── AVAILABLE DATA ──

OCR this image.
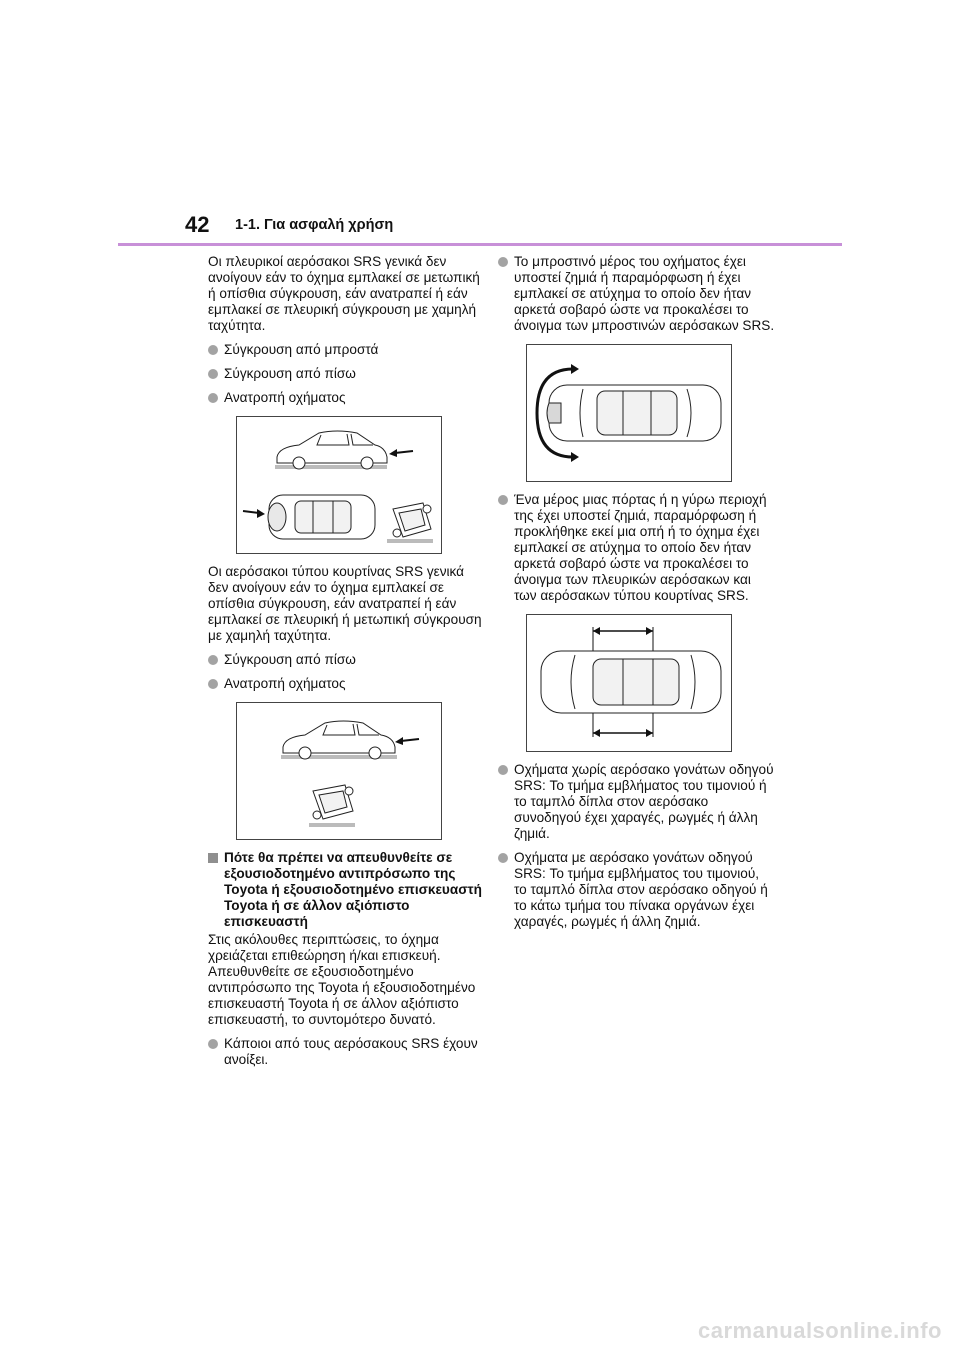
42 1-1. Για ασφαλή χρήση

Οι πλευρικοί αερόσακοι SRS γενικά δεν ανοίγουν εάν το όχημα εμπλακεί σε μετωπική ή οπίσθια σύγκρουση, εάν ανατραπεί ή εάν εμπλακεί σε πλευρική σύγκρουση με χαμηλή ταχύτητα.

Σύγκρουση από μπροστά
Σύγκρουση από πίσω
Ανατροπή οχήματος

Οι αερόσακοι τύπου κουρτίνας SRS γενικά δεν ανοίγουν εάν το όχημα εμπλακεί σε οπίσθια σύγκρουση, εάν ανατραπεί ή εάν εμπλακεί σε πλευρική ή μετωπική σύγκρουση με χαμηλή ταχύτητα.

Σύγκρουση από πίσω
Ανατροπή οχήματος
Πότε θα πρέπει να απευθυνθείτε σε εξουσιοδοτημένο αντιπρόσωπο της Toyota ή εξουσιοδοτημένο επισκευαστή Toyota ή σε άλλον αξιόπιστο επισκευαστή

Στις ακόλουθες περιπτώσεις, το όχημα χρειάζεται επιθεώρηση ή/και επισκευή. Απευθυνθείτε σε εξουσιοδοτημένο αντιπρόσωπο της Toyota ή εξουσιοδοτημένο επισκευαστή Toyota ή σε άλλον αξιόπιστο επισκευαστή, το συντομότερο δυνατό.

Κάποιοι από τους αερόσακους SRS έχουν ανοίξει.
Το μπροστινό μέρος του οχήματος έχει υποστεί ζημιά ή παραμόρφωση ή έχει εμπλακεί σε ατύχημα το οποίο δεν ήταν αρκετά σοβαρό ώστε να προκαλέσει το άνοιγμα των μπροστινών αερόσακων SRS.
Ένα μέρος μιας πόρτας ή η γύρω περιοχή της έχει υποστεί ζημιά, παραμόρφωση ή προκλήθηκε εκεί μια οπή ή το όχημα έχει εμπλακεί σε ατύχημα το οποίο δεν ήταν αρκετά σοβαρό ώστε να προκαλέσει το άνοιγμα των πλευρικών αερόσακων και των αερόσακων τύπου κουρτίνας SRS.
Οχήματα χωρίς αερόσακο γονάτων οδηγού SRS: Το τμήμα εμβλήματος του τιμονιού ή το ταμπλό δίπλα στον αερόσακο συνοδηγού έχει χαραγές, ρωγμές ή άλλη ζημιά.
Οχήματα με αερόσακο γονάτων οδηγού SRS: Το τμήμα εμβλήματος του τιμονιού, το ταμπλό δίπλα στον αερόσακο οδηγού ή το κάτω τμήμα του πίνακα οργάνων έχει χαραγές, ρωγμές ή άλλη ζημιά.
carmanualsonline.info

───

## WHAT TO PRODUCE
Quote the records above in full, dropping each picture.

## PROBLEM SOLUTION
OCR this image.
42 1-1. Για ασφαλή χρήση

Οι πλευρικοί αερόσακοι SRS γενικά δεν ανοίγουν εάν το όχημα εμπλακεί σε μετωπική ή οπίσθια σύγκρουση, εάν ανατραπεί ή εάν εμπλακεί σε πλευρική σύγκρουση με χαμηλή ταχύτητα.

Σύγκρουση από μπροστά
Σύγκρουση από πίσω
Ανατροπή οχήματος

Οι αερόσακοι τύπου κουρτίνας SRS γενικά δεν ανοίγουν εάν το όχημα εμπλακεί σε οπίσθια σύγκρουση, εάν ανατραπεί ή εάν εμπλακεί σε πλευρική ή μετωπική σύγκρουση με χαμηλή ταχύτητα.

Σύγκρουση από πίσω
Ανατροπή οχήματος
Πότε θα πρέπει να απευθυνθείτε σε εξουσιοδοτημένο αντιπρόσωπο της Toyota ή εξουσιοδοτημένο επισκευαστή Toyota ή σε άλλον αξιόπιστο επισκευαστή

Στις ακόλουθες περιπτώσεις, το όχημα χρειάζεται επιθεώρηση ή/και επισκευή. Απευθυνθείτε σε εξουσιοδοτημένο αντιπρόσωπο της Toyota ή εξουσιοδοτημένο επισκευαστή Toyota ή σε άλλον αξιόπιστο επισκευαστή, το συντομότερο δυνατό.

Κάποιοι από τους αερόσακους SRS έχουν ανοίξει.
Το μπροστινό μέρος του οχήματος έχει υποστεί ζημιά ή παραμόρφωση ή έχει εμπλακεί σε ατύχημα το οποίο δεν ήταν αρκετά σοβαρό ώστε να προκαλέσει το άνοιγμα των μπροστινών αερόσακων SRS.
Ένα μέρος μιας πόρτας ή η γύρω περιοχή της έχει υποστεί ζημιά, παραμόρφωση ή προκλήθηκε εκεί μια οπή ή το όχημα έχει εμπλακεί σε ατύχημα το οποίο δεν ήταν αρκετά σοβαρό ώστε να προκαλέσει το άνοιγμα των πλευρικών αερόσακων και των αερόσακων τύπου κουρτίνας SRS.
Οχήματα χωρίς αερόσακο γονάτων οδηγού SRS: Το τμήμα εμβλήματος του τιμονιού ή το ταμπλό δίπλα στον αερόσακο συνοδηγού έχει χαραγές, ρωγμές ή άλλη ζημιά.
Οχήματα με αερόσακο γονάτων οδηγού SRS: Το τμήμα εμβλήματος του τιμονιού, το ταμπλό δίπλα στον αερόσακο οδηγού ή το κάτω τμήμα του πίνακα οργάνων έχει χαραγές, ρωγμές ή άλλη ζημιά.
carmanualsonline.info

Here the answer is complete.